* **WHAT NEEDS TO BE DONE**
Copy each line of the data below with the word "title".

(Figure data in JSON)
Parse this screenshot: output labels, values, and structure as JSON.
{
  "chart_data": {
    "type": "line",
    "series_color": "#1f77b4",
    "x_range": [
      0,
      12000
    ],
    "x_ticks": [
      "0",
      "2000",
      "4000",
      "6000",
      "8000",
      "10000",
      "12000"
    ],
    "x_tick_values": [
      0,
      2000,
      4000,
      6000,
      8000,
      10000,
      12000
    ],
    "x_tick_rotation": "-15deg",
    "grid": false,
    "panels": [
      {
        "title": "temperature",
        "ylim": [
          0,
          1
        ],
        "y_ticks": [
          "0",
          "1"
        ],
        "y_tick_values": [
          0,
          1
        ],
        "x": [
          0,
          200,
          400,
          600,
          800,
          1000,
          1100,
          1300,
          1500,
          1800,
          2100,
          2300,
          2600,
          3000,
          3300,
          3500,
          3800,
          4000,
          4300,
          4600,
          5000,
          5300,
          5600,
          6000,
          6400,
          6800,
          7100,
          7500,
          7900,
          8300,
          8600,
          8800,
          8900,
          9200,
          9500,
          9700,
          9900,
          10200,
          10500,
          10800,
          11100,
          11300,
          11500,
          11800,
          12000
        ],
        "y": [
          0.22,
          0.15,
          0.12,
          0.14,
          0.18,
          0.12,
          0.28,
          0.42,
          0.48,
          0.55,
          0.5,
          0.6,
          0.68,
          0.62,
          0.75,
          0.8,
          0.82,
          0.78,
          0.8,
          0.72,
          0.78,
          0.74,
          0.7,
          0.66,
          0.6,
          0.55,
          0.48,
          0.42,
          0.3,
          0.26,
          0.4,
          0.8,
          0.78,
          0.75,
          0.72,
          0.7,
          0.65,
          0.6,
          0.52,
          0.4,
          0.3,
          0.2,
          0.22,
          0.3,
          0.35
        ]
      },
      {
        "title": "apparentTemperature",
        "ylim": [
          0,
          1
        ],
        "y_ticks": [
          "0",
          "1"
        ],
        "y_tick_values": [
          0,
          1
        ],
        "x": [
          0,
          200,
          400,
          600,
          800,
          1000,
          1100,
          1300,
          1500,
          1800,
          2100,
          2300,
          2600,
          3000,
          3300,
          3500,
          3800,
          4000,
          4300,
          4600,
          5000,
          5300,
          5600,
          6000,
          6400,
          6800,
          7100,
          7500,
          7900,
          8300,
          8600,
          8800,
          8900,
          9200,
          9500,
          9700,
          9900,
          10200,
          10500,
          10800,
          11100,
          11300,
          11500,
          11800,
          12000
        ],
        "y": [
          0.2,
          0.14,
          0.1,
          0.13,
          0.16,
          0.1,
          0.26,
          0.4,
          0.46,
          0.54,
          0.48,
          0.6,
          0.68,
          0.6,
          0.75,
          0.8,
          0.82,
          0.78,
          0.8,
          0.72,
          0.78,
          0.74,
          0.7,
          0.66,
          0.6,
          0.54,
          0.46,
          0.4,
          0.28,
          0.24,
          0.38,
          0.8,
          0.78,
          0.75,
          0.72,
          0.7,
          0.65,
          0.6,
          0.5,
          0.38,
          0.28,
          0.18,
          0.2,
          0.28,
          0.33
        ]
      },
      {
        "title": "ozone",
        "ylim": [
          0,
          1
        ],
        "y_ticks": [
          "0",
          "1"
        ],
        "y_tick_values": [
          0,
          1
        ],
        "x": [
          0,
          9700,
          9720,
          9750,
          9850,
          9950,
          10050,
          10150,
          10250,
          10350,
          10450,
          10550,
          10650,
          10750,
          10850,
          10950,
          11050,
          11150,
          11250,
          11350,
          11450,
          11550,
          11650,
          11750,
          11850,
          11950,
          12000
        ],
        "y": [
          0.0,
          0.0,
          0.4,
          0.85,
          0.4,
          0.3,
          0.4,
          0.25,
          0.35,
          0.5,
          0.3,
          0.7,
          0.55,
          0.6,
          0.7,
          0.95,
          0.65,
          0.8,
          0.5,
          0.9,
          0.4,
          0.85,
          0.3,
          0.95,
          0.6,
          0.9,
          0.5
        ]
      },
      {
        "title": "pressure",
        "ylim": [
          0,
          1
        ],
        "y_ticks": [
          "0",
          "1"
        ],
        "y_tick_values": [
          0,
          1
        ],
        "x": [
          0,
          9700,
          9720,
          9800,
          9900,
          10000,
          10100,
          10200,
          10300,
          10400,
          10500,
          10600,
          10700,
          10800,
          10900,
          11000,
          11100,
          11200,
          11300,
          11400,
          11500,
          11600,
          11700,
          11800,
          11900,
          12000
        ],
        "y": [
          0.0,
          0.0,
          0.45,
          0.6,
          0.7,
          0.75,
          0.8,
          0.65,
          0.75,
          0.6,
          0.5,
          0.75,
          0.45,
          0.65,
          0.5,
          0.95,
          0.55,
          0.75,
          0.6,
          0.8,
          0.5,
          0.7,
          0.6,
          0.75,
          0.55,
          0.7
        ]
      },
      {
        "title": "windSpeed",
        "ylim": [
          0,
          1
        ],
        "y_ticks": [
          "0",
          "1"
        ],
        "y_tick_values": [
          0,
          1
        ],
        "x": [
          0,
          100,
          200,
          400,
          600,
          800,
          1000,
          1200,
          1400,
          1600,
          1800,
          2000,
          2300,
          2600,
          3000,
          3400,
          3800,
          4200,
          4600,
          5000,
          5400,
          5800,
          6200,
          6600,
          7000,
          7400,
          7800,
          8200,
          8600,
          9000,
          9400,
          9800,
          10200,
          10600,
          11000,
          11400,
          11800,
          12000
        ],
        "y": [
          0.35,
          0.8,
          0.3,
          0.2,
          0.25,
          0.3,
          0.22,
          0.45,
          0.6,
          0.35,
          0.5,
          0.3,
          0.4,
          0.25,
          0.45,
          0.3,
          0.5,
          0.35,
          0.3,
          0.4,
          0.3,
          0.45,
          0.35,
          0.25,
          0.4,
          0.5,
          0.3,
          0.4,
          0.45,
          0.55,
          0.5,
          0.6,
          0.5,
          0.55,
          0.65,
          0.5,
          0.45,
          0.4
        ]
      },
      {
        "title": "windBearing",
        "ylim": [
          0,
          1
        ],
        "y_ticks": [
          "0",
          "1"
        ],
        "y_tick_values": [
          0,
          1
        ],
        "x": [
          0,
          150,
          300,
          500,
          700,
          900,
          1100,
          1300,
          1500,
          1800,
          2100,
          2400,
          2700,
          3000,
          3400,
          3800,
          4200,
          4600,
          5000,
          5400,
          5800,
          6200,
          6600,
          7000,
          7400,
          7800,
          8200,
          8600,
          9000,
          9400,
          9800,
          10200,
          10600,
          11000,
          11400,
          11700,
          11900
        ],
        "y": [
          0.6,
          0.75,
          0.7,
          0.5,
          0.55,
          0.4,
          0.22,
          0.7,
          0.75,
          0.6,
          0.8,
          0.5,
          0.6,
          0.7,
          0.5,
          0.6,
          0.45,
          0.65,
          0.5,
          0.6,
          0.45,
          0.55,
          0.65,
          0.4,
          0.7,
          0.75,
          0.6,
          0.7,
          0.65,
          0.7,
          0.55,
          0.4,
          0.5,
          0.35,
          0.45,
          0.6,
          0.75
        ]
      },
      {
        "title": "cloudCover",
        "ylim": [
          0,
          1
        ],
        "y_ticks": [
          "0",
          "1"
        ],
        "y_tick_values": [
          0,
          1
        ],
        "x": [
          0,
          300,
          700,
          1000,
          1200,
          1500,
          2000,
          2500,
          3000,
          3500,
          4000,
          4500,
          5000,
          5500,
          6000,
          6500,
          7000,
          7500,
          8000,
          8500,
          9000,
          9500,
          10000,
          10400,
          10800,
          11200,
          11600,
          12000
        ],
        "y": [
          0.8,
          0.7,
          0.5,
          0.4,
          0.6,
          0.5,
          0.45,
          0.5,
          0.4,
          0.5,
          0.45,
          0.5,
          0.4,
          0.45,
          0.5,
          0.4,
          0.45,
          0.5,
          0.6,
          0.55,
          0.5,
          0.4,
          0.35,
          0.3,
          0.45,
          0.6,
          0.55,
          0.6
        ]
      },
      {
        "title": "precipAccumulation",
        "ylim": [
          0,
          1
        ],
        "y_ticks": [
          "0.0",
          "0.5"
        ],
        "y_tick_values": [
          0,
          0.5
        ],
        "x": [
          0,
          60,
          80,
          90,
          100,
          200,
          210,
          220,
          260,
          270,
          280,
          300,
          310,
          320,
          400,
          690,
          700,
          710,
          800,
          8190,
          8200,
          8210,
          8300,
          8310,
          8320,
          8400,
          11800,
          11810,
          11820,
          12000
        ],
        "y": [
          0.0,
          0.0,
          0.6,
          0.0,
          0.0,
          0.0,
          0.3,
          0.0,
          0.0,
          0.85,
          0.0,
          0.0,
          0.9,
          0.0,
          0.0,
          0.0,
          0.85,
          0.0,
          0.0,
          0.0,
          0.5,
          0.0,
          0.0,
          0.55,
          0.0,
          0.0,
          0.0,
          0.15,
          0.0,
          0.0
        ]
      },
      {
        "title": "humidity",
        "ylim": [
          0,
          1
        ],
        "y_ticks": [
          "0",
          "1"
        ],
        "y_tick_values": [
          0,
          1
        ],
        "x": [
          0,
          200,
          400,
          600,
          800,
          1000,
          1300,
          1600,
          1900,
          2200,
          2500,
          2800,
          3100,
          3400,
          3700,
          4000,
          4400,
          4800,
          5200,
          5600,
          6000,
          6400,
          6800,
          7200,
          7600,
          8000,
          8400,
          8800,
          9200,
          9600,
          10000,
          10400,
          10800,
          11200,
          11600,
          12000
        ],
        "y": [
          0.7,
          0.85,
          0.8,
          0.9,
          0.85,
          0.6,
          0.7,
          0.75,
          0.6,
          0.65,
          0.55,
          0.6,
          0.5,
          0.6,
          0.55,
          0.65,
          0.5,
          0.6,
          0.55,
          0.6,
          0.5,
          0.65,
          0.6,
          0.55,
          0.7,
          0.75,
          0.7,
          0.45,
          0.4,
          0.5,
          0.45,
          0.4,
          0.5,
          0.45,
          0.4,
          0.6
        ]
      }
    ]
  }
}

* **WRITTEN ANSWER**
        "title": "temperature",
        "title": "apparentTemperature",
        "title": "ozone",
        "title": "pressure",
        "title": "windSpeed",
        "title": "windBearing",
        "title": "cloudCover",
        "title": "precipAccumulation",
        "title": "humidity",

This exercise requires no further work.